### SHORT EXERCISE
Retype all of the entries word for word.

### Data records
════════════════════

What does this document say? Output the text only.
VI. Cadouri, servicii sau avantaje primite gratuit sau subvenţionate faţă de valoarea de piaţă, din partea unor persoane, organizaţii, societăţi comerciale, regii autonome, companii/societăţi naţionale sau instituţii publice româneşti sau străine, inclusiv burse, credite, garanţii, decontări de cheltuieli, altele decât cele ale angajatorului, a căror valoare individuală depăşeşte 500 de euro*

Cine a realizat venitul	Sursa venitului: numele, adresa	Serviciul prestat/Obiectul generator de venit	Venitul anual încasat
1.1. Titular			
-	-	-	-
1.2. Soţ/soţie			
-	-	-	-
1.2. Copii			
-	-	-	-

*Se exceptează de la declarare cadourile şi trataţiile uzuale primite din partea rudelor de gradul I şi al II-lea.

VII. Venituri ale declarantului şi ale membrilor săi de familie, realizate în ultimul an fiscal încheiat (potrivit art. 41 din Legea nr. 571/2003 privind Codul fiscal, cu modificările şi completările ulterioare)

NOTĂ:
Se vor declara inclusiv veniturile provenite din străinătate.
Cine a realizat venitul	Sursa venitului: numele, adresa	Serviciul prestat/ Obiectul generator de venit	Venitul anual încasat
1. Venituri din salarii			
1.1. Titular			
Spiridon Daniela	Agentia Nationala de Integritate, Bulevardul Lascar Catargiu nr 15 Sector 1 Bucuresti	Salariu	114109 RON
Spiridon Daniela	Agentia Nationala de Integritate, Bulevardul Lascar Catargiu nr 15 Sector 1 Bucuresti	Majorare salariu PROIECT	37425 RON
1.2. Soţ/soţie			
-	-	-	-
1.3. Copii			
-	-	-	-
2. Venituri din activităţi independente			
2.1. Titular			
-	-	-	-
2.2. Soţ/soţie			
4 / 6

════════════════════

### OUTPUT OF THE TASK
What does this document say? Output the text only.
VI. Cadouri, servicii sau avantaje primite gratuit sau subvenţionate faţă de valoarea de piaţă, din partea unor persoane, organizaţii, societăţi comerciale, regii autonome, companii/societăţi naţionale sau instituţii publice româneşti sau străine, inclusiv burse, credite, garanţii, decontări de cheltuieli, altele decât cele ale angajatorului, a căror valoare individuală depăşeşte 500 de euro*

Cine a realizat venitul	Sursa venitului: numele, adresa	Serviciul prestat/Obiectul generator de venit	Venitul anual încasat
1.1. Titular			
-	-	-	-
1.2. Soţ/soţie			
-	-	-	-
1.2. Copii			
-	-	-	-

*Se exceptează de la declarare cadourile şi trataţiile uzuale primite din partea rudelor de gradul I şi al II-lea.

VII. Venituri ale declarantului şi ale membrilor săi de familie, realizate în ultimul an fiscal încheiat (potrivit art. 41 din Legea nr. 571/2003 privind Codul fiscal, cu modificările şi completările ulterioare)

NOTĂ:
Se vor declara inclusiv veniturile provenite din străinătate.
Cine a realizat venitul	Sursa venitului: numele, adresa	Serviciul prestat/ Obiectul generator de venit	Venitul anual încasat
1. Venituri din salarii			
1.1. Titular			
Spiridon Daniela	Agentia Nationala de Integritate, Bulevardul Lascar Catargiu nr 15 Sector 1 Bucuresti	Salariu	114109 RON
Spiridon Daniela	Agentia Nationala de Integritate, Bulevardul Lascar Catargiu nr 15 Sector 1 Bucuresti	Majorare salariu PROIECT	37425 RON
1.2. Soţ/soţie			
-	-	-	-
1.3. Copii			
-	-	-	-
2. Venituri din activităţi independente			
2.1. Titular			
-	-	-	-
2.2. Soţ/soţie			
4 / 6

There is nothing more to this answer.